* _Requirements_
Which lines hold the word "name"? Show each of them.

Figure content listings
____

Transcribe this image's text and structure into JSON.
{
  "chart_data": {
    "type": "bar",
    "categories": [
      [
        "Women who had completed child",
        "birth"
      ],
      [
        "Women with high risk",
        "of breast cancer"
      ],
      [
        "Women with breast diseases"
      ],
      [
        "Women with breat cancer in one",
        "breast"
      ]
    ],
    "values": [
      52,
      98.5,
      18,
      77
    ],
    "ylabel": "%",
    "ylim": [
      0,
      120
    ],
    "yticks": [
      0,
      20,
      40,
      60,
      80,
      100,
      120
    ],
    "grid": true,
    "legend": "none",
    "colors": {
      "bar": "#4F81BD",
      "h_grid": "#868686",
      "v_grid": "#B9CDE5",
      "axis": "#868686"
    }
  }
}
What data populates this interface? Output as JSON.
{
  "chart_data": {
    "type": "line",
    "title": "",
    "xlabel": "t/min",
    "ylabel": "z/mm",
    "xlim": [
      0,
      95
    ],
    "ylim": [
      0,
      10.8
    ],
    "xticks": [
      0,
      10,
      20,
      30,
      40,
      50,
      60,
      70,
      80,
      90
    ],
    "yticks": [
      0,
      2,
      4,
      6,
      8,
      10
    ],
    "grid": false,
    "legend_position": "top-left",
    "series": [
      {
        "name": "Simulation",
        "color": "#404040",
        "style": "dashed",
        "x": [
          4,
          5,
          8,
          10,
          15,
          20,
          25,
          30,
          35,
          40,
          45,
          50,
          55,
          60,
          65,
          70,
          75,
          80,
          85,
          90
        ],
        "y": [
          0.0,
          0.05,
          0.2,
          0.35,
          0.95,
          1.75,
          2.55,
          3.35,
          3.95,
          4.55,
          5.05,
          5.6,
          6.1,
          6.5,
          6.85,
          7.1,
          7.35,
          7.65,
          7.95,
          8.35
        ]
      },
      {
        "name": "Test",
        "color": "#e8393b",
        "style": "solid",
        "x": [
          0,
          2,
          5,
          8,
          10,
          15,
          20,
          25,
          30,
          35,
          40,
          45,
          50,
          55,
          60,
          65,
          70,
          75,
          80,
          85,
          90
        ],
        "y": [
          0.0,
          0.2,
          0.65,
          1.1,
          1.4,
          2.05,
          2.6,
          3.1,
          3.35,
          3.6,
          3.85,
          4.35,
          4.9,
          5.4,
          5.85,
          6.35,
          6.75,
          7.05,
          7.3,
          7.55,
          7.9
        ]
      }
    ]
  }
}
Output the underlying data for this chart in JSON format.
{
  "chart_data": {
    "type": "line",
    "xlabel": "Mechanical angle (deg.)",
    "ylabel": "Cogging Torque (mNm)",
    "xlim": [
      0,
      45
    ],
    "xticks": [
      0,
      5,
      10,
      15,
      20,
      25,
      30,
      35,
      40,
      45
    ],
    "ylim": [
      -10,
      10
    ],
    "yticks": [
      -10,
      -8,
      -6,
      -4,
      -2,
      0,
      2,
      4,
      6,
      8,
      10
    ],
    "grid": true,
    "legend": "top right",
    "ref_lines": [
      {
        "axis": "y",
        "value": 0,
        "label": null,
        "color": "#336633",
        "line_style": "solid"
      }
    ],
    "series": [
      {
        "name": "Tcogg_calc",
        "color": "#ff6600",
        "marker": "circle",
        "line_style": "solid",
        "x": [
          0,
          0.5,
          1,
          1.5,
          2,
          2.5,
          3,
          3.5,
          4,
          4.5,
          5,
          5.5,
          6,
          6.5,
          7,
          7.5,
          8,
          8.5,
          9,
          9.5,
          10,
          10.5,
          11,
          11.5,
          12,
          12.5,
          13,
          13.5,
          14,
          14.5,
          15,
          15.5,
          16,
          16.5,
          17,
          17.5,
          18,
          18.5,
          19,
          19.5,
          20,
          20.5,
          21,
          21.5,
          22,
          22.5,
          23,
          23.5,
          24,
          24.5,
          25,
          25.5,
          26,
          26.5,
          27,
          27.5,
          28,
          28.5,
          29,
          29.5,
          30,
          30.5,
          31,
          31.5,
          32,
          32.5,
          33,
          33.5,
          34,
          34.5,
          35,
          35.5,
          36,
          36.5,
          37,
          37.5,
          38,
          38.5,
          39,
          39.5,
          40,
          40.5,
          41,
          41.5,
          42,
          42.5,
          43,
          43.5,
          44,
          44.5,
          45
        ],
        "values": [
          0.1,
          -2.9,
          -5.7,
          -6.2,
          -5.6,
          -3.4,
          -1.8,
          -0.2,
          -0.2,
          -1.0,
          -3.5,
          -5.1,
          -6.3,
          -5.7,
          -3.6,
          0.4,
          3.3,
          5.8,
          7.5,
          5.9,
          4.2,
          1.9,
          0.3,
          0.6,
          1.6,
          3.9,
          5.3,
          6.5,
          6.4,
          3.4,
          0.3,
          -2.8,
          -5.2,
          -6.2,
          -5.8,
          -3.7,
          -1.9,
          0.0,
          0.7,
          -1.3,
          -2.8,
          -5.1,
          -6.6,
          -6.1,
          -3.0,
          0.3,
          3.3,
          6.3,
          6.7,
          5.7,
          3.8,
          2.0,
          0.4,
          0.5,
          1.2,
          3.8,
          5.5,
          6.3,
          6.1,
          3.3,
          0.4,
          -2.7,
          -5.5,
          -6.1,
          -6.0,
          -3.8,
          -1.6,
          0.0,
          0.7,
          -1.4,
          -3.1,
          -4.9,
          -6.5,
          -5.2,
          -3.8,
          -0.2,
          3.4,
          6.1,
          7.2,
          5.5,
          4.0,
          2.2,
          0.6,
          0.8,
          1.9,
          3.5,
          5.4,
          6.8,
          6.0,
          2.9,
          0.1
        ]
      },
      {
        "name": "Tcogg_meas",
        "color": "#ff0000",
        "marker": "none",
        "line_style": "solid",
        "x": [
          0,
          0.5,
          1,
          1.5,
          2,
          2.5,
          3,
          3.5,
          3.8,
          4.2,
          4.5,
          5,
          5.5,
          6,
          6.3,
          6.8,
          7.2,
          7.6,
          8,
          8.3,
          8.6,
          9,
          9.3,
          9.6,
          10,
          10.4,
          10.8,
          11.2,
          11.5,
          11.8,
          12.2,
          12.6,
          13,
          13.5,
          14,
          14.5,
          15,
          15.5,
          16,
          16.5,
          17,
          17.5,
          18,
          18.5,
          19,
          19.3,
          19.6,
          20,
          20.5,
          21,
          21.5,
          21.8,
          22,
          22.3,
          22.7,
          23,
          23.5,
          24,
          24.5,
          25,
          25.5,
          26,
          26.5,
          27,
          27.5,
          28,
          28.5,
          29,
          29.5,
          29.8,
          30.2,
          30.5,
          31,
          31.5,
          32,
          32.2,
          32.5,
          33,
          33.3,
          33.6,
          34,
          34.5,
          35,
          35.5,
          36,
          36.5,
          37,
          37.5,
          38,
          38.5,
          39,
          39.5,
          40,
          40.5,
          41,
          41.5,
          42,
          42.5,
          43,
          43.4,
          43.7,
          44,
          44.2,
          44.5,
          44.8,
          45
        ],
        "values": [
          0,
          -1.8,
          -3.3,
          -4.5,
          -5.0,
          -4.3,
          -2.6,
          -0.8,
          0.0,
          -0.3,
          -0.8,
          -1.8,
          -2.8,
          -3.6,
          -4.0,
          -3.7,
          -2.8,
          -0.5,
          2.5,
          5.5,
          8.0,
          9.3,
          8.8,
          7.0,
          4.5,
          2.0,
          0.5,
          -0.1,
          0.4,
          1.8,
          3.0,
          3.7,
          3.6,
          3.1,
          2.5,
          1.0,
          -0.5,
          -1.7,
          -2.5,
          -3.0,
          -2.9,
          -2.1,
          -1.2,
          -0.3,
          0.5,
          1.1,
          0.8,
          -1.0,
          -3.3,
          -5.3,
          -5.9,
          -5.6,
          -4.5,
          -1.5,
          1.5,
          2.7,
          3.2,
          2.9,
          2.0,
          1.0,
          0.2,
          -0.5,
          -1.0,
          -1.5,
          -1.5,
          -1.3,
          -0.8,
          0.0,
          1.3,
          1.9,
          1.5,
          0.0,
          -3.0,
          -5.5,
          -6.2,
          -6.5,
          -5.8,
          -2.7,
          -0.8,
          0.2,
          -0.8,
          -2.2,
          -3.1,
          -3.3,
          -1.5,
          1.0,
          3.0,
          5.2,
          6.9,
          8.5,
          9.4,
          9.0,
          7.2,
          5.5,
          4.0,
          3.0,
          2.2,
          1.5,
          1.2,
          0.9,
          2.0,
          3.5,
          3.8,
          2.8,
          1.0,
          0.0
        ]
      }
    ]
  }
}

____

* _Final result_
        "name": "Simulation",
        "name": "Test",
        "name": "Tcogg_calc",
        "name": "Tcogg_meas",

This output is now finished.